[start of Data rows]

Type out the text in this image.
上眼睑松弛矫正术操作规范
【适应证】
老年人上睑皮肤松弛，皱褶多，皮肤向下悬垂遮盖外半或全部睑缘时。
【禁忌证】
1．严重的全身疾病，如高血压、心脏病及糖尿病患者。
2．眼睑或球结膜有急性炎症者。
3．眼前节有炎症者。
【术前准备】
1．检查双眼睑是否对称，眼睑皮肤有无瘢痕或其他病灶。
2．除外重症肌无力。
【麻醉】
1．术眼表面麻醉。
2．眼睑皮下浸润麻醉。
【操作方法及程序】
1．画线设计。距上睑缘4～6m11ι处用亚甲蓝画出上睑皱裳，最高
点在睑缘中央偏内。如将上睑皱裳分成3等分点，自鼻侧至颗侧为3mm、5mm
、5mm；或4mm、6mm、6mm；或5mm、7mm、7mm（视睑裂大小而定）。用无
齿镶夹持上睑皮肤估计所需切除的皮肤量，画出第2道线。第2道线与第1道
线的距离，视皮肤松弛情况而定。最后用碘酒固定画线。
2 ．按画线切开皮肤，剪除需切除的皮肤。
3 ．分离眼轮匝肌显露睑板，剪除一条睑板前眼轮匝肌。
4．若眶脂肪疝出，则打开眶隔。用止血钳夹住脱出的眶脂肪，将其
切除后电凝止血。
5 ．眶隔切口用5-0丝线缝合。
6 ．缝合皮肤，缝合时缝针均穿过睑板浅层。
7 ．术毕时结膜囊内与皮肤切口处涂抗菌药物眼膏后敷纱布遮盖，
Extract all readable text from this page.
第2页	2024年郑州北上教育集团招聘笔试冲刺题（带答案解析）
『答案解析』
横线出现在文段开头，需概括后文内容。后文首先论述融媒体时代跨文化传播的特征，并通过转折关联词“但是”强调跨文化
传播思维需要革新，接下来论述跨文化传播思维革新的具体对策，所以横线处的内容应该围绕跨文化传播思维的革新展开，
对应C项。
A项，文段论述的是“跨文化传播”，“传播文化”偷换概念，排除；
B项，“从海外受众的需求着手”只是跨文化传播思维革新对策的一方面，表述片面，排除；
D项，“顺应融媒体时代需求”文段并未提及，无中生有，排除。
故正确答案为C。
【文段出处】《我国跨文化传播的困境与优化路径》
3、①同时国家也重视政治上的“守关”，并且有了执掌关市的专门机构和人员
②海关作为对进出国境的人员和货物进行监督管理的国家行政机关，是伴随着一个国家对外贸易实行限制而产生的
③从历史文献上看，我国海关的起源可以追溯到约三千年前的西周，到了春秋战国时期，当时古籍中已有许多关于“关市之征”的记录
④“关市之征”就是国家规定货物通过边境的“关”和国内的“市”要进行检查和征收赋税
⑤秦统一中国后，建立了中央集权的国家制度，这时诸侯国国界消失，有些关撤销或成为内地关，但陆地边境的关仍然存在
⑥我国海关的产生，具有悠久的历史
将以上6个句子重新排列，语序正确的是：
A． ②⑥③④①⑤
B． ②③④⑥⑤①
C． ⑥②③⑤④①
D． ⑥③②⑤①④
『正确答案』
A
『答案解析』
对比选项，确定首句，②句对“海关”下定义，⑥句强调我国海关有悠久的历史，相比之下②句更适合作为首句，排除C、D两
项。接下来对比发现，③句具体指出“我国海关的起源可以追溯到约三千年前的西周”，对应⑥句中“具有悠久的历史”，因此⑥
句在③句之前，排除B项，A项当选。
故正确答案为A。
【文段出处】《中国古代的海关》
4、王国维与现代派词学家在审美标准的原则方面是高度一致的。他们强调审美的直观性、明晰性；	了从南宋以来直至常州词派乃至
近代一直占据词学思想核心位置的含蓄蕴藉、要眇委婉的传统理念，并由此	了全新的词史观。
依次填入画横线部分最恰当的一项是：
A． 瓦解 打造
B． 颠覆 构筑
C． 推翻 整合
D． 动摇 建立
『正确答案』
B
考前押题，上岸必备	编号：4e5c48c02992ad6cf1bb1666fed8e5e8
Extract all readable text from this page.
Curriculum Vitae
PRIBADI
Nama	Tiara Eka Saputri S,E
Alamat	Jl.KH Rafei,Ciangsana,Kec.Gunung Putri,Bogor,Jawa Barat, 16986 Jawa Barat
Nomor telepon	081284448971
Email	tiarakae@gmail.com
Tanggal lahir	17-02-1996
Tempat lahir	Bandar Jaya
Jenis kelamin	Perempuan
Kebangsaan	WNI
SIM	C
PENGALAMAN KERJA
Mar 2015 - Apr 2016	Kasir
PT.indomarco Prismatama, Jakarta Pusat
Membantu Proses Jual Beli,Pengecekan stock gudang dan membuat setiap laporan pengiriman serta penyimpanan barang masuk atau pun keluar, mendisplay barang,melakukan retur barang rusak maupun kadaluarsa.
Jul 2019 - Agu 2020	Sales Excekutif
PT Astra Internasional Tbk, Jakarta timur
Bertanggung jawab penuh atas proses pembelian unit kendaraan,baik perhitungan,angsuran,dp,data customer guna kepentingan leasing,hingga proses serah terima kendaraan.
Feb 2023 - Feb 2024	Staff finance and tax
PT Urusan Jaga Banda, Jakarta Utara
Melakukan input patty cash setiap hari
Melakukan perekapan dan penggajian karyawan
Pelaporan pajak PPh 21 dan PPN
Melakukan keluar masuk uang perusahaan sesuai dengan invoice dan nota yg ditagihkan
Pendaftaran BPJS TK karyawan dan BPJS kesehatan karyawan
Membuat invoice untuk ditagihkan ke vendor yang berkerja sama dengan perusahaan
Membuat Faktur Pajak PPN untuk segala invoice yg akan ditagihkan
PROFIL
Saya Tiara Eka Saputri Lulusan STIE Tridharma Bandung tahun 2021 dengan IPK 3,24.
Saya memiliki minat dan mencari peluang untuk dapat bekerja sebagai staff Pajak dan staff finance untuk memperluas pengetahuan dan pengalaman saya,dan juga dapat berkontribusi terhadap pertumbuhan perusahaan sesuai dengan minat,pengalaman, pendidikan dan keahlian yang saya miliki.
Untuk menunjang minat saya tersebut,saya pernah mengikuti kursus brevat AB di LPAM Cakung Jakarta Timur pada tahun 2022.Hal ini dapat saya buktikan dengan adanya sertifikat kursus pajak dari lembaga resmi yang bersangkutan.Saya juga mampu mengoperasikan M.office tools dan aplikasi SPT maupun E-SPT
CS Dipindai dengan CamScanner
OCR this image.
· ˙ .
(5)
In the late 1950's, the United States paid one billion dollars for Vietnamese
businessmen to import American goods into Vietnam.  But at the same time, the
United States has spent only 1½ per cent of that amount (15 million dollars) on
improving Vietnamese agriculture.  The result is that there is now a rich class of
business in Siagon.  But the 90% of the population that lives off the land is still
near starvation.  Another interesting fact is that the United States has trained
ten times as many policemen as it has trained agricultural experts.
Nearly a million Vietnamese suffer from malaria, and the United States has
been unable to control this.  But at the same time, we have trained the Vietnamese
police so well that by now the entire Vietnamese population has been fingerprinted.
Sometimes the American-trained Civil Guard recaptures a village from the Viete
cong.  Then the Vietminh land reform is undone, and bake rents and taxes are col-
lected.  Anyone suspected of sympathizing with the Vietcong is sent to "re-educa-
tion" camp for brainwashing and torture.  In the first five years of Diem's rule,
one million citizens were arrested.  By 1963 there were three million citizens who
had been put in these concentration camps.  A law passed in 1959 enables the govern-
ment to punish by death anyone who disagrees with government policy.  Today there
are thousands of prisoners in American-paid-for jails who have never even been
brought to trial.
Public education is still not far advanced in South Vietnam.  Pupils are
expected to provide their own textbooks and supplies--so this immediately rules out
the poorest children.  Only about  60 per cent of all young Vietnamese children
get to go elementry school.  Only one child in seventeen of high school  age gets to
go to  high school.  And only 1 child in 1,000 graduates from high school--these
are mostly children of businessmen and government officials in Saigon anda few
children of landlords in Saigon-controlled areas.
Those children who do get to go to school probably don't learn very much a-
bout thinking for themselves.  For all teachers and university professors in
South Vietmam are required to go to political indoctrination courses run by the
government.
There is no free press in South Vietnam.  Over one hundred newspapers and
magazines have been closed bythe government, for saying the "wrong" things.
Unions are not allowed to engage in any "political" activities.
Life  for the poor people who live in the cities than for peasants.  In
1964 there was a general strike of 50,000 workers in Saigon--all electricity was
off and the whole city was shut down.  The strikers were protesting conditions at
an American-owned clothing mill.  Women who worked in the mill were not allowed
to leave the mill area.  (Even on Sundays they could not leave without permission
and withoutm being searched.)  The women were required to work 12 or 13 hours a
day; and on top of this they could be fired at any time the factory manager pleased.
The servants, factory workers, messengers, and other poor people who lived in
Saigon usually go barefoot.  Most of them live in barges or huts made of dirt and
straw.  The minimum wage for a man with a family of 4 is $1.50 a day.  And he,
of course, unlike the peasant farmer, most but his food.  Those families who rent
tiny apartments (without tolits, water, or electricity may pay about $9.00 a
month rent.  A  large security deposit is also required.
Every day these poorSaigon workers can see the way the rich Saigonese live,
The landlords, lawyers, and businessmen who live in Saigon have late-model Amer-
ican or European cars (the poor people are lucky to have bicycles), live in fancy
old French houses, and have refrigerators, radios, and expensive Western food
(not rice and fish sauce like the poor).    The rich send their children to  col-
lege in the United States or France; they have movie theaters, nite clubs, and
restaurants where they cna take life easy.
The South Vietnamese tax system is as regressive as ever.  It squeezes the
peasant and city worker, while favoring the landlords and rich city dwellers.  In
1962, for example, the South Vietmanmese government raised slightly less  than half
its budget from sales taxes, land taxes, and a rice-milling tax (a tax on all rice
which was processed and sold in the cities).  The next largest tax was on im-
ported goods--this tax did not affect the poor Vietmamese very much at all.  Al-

[end of Data rows]

» **Aim of the task**:
Sift the material for lines with the string "setiap". Copy each one found.

» **Response below**:
Membantu Proses Jual Beli,Pengecekan stock gudang dan membuat setiap laporan pengiriman serta penyimpanan barang masuk atau pun keluar, mendisplay barang,melakukan retur barang rusak maupun kadaluarsa.
Melakukan input patty cash setiap hari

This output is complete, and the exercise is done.